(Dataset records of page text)
○ ○ ○ ○

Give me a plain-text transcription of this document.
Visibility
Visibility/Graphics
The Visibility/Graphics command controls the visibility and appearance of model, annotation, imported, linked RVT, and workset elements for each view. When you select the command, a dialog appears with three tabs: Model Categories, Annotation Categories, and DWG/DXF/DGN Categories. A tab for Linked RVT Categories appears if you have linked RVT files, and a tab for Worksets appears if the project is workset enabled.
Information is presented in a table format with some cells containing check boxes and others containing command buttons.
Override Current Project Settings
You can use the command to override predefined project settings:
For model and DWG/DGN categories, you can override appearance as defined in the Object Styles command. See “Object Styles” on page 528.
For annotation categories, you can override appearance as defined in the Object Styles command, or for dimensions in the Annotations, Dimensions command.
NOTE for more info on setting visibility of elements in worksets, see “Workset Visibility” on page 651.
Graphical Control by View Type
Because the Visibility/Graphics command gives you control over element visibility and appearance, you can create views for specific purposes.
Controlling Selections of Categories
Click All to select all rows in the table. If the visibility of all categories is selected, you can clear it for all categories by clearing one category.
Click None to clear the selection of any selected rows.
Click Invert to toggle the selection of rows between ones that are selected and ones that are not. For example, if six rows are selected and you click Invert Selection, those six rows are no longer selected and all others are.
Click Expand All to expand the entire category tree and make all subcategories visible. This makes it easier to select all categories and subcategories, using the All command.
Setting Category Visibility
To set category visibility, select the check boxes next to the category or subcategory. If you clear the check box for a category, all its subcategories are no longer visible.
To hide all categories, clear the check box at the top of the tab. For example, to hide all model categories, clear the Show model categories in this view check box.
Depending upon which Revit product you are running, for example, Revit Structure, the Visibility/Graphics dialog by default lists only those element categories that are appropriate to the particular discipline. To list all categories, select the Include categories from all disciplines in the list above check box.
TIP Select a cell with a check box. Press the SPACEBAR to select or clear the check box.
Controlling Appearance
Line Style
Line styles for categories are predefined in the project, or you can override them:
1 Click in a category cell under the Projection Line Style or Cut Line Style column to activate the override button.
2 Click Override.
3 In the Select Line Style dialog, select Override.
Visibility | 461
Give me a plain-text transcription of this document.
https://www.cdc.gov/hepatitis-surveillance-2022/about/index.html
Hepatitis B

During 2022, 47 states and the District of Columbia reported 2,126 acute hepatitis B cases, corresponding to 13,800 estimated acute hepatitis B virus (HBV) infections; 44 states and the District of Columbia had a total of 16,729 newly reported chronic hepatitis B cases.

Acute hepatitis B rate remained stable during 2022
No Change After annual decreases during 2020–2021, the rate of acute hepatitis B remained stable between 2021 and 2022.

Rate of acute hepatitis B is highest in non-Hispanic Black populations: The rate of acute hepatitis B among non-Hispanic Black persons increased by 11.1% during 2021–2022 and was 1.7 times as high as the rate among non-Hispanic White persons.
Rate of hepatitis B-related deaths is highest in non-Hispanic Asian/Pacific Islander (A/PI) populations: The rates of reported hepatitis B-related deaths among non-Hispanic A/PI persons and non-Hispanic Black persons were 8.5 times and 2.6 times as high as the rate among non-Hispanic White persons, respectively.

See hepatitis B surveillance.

○ ○ ○ ○

◆ **Description of the task**
Would you give the data above again, exactly as written?

◆ **Answer box**
Give me a plain-text transcription of this document.
Visibility
Visibility/Graphics
The Visibility/Graphics command controls the visibility and appearance of model, annotation, imported, linked RVT, and workset elements for each view. When you select the command, a dialog appears with three tabs: Model Categories, Annotation Categories, and DWG/DXF/DGN Categories. A tab for Linked RVT Categories appears if you have linked RVT files, and a tab for Worksets appears if the project is workset enabled.
Information is presented in a table format with some cells containing check boxes and others containing command buttons.
Override Current Project Settings
You can use the command to override predefined project settings:
For model and DWG/DGN categories, you can override appearance as defined in the Object Styles command. See “Object Styles” on page 528.
For annotation categories, you can override appearance as defined in the Object Styles command, or for dimensions in the Annotations, Dimensions command.
NOTE for more info on setting visibility of elements in worksets, see “Workset Visibility” on page 651.
Graphical Control by View Type
Because the Visibility/Graphics command gives you control over element visibility and appearance, you can create views for specific purposes.
Controlling Selections of Categories
Click All to select all rows in the table. If the visibility of all categories is selected, you can clear it for all categories by clearing one category.
Click None to clear the selection of any selected rows.
Click Invert to toggle the selection of rows between ones that are selected and ones that are not. For example, if six rows are selected and you click Invert Selection, those six rows are no longer selected and all others are.
Click Expand All to expand the entire category tree and make all subcategories visible. This makes it easier to select all categories and subcategories, using the All command.
Setting Category Visibility
To set category visibility, select the check boxes next to the category or subcategory. If you clear the check box for a category, all its subcategories are no longer visible.
To hide all categories, clear the check box at the top of the tab. For example, to hide all model categories, clear the Show model categories in this view check box.
Depending upon which Revit product you are running, for example, Revit Structure, the Visibility/Graphics dialog by default lists only those element categories that are appropriate to the particular discipline. To list all categories, select the Include categories from all disciplines in the list above check box.
TIP Select a cell with a check box. Press the SPACEBAR to select or clear the check box.
Controlling Appearance
Line Style
Line styles for categories are predefined in the project, or you can override them:
1 Click in a category cell under the Projection Line Style or Cut Line Style column to activate the override button.
2 Click Override.
3 In the Select Line Style dialog, select Override.
Visibility | 461
Give me a plain-text transcription of this document.
https://www.cdc.gov/hepatitis-surveillance-2022/about/index.html
Hepatitis B

During 2022, 47 states and the District of Columbia reported 2,126 acute hepatitis B cases, corresponding to 13,800 estimated acute hepatitis B virus (HBV) infections; 44 states and the District of Columbia had a total of 16,729 newly reported chronic hepatitis B cases.

Acute hepatitis B rate remained stable during 2022
No Change After annual decreases during 2020–2021, the rate of acute hepatitis B remained stable between 2021 and 2022.

Rate of acute hepatitis B is highest in non-Hispanic Black populations: The rate of acute hepatitis B among non-Hispanic Black persons increased by 11.1% during 2021–2022 and was 1.7 times as high as the rate among non-Hispanic White persons.
Rate of hepatitis B-related deaths is highest in non-Hispanic Asian/Pacific Islander (A/PI) populations: The rates of reported hepatitis B-related deaths among non-Hispanic A/PI persons and non-Hispanic Black persons were 8.5 times and 2.6 times as high as the rate among non-Hispanic White persons, respectively.

See hepatitis B surveillance.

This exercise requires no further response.